▸ **YOUR TASK**: Look at the entries below and reproduce them exactly.

▸ **INPUT DATA**:
────────
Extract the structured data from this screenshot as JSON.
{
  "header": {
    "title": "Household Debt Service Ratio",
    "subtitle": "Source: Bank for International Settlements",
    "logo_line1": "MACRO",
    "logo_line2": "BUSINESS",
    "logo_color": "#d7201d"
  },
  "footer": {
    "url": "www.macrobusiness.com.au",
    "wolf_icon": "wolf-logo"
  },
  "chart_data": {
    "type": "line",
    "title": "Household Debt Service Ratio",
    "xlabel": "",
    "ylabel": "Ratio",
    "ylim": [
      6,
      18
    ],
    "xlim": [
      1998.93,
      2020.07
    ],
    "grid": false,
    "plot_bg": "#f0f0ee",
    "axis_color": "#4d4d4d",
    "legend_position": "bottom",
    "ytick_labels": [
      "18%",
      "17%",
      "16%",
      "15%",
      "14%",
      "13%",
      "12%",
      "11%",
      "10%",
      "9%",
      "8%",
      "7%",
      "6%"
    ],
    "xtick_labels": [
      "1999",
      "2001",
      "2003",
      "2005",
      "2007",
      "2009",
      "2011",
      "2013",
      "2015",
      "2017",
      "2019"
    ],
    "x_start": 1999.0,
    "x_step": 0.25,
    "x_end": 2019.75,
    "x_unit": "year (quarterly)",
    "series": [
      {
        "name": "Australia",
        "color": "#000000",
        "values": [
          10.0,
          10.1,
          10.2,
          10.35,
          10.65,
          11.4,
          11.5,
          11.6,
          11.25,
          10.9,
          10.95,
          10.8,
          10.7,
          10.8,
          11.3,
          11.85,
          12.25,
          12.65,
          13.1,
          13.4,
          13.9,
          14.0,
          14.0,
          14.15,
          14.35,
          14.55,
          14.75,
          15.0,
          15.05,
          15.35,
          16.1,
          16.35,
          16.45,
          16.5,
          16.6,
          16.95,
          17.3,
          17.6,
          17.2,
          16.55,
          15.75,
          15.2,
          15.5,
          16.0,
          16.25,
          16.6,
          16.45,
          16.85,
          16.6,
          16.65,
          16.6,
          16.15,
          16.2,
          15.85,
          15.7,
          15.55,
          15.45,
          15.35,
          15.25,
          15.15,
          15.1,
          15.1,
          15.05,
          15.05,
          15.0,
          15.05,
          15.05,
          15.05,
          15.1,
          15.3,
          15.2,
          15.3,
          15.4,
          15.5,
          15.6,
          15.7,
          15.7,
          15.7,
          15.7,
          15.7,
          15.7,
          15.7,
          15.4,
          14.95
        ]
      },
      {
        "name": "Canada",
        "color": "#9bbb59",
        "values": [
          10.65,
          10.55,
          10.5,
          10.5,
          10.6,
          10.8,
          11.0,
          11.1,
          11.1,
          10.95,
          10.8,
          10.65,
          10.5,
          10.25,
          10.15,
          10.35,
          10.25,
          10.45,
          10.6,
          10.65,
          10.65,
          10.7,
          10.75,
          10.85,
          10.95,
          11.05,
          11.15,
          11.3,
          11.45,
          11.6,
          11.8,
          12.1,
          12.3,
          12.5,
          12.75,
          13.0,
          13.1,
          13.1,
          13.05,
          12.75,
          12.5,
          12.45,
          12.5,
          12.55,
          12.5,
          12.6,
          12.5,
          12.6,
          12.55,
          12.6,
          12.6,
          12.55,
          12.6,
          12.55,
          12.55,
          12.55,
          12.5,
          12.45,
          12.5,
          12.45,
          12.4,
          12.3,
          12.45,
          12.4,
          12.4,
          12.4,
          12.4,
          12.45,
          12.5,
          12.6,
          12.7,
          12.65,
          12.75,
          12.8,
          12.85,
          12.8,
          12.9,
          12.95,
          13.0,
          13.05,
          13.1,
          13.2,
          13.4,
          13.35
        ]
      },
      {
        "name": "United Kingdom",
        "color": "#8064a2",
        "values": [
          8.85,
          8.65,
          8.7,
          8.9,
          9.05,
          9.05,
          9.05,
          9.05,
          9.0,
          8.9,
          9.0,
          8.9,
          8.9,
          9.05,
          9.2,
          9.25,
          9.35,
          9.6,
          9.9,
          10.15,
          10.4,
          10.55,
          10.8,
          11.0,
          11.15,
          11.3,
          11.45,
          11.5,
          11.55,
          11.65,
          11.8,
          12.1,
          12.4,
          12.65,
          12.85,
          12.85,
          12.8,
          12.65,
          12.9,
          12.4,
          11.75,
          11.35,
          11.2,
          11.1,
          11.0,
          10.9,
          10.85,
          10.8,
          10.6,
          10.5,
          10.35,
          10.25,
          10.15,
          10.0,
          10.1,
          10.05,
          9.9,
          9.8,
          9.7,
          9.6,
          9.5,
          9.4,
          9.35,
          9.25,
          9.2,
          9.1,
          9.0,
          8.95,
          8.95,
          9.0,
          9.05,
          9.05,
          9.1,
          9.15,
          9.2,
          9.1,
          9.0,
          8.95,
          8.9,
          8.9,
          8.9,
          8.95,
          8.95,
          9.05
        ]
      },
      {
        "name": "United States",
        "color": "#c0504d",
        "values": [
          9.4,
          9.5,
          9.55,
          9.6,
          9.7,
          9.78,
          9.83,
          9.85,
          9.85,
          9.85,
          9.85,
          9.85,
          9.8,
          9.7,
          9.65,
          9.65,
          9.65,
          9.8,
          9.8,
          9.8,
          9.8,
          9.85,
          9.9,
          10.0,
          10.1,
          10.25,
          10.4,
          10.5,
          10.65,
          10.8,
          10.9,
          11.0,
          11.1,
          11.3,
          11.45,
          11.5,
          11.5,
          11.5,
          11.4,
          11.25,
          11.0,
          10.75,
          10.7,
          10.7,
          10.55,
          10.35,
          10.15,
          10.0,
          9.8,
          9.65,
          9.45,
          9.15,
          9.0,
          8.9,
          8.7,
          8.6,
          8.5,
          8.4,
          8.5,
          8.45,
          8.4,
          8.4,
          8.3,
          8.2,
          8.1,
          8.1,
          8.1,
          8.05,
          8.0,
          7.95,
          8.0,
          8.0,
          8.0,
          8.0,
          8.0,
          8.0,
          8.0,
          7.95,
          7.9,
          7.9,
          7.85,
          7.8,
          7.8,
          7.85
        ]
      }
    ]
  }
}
────────
▸ **ANSWER IN FULL**:
Extract the structured data from this screenshot as JSON.
{
  "header": {
    "title": "Household Debt Service Ratio",
    "subtitle": "Source: Bank for International Settlements",
    "logo_line1": "MACRO",
    "logo_line2": "BUSINESS",
    "logo_color": "#d7201d"
  },
  "footer": {
    "url": "www.macrobusiness.com.au",
    "wolf_icon": "wolf-logo"
  },
  "chart_data": {
    "type": "line",
    "title": "Household Debt Service Ratio",
    "xlabel": "",
    "ylabel": "Ratio",
    "ylim": [
      6,
      18
    ],
    "xlim": [
      1998.93,
      2020.07
    ],
    "grid": false,
    "plot_bg": "#f0f0ee",
    "axis_color": "#4d4d4d",
    "legend_position": "bottom",
    "ytick_labels": [
      "18%",
      "17%",
      "16%",
      "15%",
      "14%",
      "13%",
      "12%",
      "11%",
      "10%",
      "9%",
      "8%",
      "7%",
      "6%"
    ],
    "xtick_labels": [
      "1999",
      "2001",
      "2003",
      "2005",
      "2007",
      "2009",
      "2011",
      "2013",
      "2015",
      "2017",
      "2019"
    ],
    "x_start": 1999.0,
    "x_step": 0.25,
    "x_end": 2019.75,
    "x_unit": "year (quarterly)",
    "series": [
      {
        "name": "Australia",
        "color": "#000000",
        "values": [
          10.0,
          10.1,
          10.2,
          10.35,
          10.65,
          11.4,
          11.5,
          11.6,
          11.25,
          10.9,
          10.95,
          10.8,
          10.7,
          10.8,
          11.3,
          11.85,
          12.25,
          12.65,
          13.1,
          13.4,
          13.9,
          14.0,
          14.0,
          14.15,
          14.35,
          14.55,
          14.75,
          15.0,
          15.05,
          15.35,
          16.1,
          16.35,
          16.45,
          16.5,
          16.6,
          16.95,
          17.3,
          17.6,
          17.2,
          16.55,
          15.75,
          15.2,
          15.5,
          16.0,
          16.25,
          16.6,
          16.45,
          16.85,
          16.6,
          16.65,
          16.6,
          16.15,
          16.2,
          15.85,
          15.7,
          15.55,
          15.45,
          15.35,
          15.25,
          15.15,
          15.1,
          15.1,
          15.05,
          15.05,
          15.0,
          15.05,
          15.05,
          15.05,
          15.1,
          15.3,
          15.2,
          15.3,
          15.4,
          15.5,
          15.6,
          15.7,
          15.7,
          15.7,
          15.7,
          15.7,
          15.7,
          15.7,
          15.4,
          14.95
        ]
      },
      {
        "name": "Canada",
        "color": "#9bbb59",
        "values": [
          10.65,
          10.55,
          10.5,
          10.5,
          10.6,
          10.8,
          11.0,
          11.1,
          11.1,
          10.95,
          10.8,
          10.65,
          10.5,
          10.25,
          10.15,
          10.35,
          10.25,
          10.45,
          10.6,
          10.65,
          10.65,
          10.7,
          10.75,
          10.85,
          10.95,
          11.05,
          11.15,
          11.3,
          11.45,
          11.6,
          11.8,
          12.1,
          12.3,
          12.5,
          12.75,
          13.0,
          13.1,
          13.1,
          13.05,
          12.75,
          12.5,
          12.45,
          12.5,
          12.55,
          12.5,
          12.6,
          12.5,
          12.6,
          12.55,
          12.6,
          12.6,
          12.55,
          12.6,
          12.55,
          12.55,
          12.55,
          12.5,
          12.45,
          12.5,
          12.45,
          12.4,
          12.3,
          12.45,
          12.4,
          12.4,
          12.4,
          12.4,
          12.45,
          12.5,
          12.6,
          12.7,
          12.65,
          12.75,
          12.8,
          12.85,
          12.8,
          12.9,
          12.95,
          13.0,
          13.05,
          13.1,
          13.2,
          13.4,
          13.35
        ]
      },
      {
        "name": "United Kingdom",
        "color": "#8064a2",
        "values": [
          8.85,
          8.65,
          8.7,
          8.9,
          9.05,
          9.05,
          9.05,
          9.05,
          9.0,
          8.9,
          9.0,
          8.9,
          8.9,
          9.05,
          9.2,
          9.25,
          9.35,
          9.6,
          9.9,
          10.15,
          10.4,
          10.55,
          10.8,
          11.0,
          11.15,
          11.3,
          11.45,
          11.5,
          11.55,
          11.65,
          11.8,
          12.1,
          12.4,
          12.65,
          12.85,
          12.85,
          12.8,
          12.65,
          12.9,
          12.4,
          11.75,
          11.35,
          11.2,
          11.1,
          11.0,
          10.9,
          10.85,
          10.8,
          10.6,
          10.5,
          10.35,
          10.25,
          10.15,
          10.0,
          10.1,
          10.05,
          9.9,
          9.8,
          9.7,
          9.6,
          9.5,
          9.4,
          9.35,
          9.25,
          9.2,
          9.1,
          9.0,
          8.95,
          8.95,
          9.0,
          9.05,
          9.05,
          9.1,
          9.15,
          9.2,
          9.1,
          9.0,
          8.95,
          8.9,
          8.9,
          8.9,
          8.95,
          8.95,
          9.05
        ]
      },
      {
        "name": "United States",
        "color": "#c0504d",
        "values": [
          9.4,
          9.5,
          9.55,
          9.6,
          9.7,
          9.78,
          9.83,
          9.85,
          9.85,
          9.85,
          9.85,
          9.85,
          9.8,
          9.7,
          9.65,
          9.65,
          9.65,
          9.8,
          9.8,
          9.8,
          9.8,
          9.85,
          9.9,
          10.0,
          10.1,
          10.25,
          10.4,
          10.5,
          10.65,
          10.8,
          10.9,
          11.0,
          11.1,
          11.3,
          11.45,
          11.5,
          11.5,
          11.5,
          11.4,
          11.25,
          11.0,
          10.75,
          10.7,
          10.7,
          10.55,
          10.35,
          10.15,
          10.0,
          9.8,
          9.65,
          9.45,
          9.15,
          9.0,
          8.9,
          8.7,
          8.6,
          8.5,
          8.4,
          8.5,
          8.45,
          8.4,
          8.4,
          8.3,
          8.2,
          8.1,
          8.1,
          8.1,
          8.05,
          8.0,
          7.95,
          8.0,
          8.0,
          8.0,
          8.0,
          8.0,
          8.0,
          8.0,
          7.95,
          7.9,
          7.9,
          7.85,
          7.8,
          7.8,
          7.85
        ]
      }
    ]
  }
}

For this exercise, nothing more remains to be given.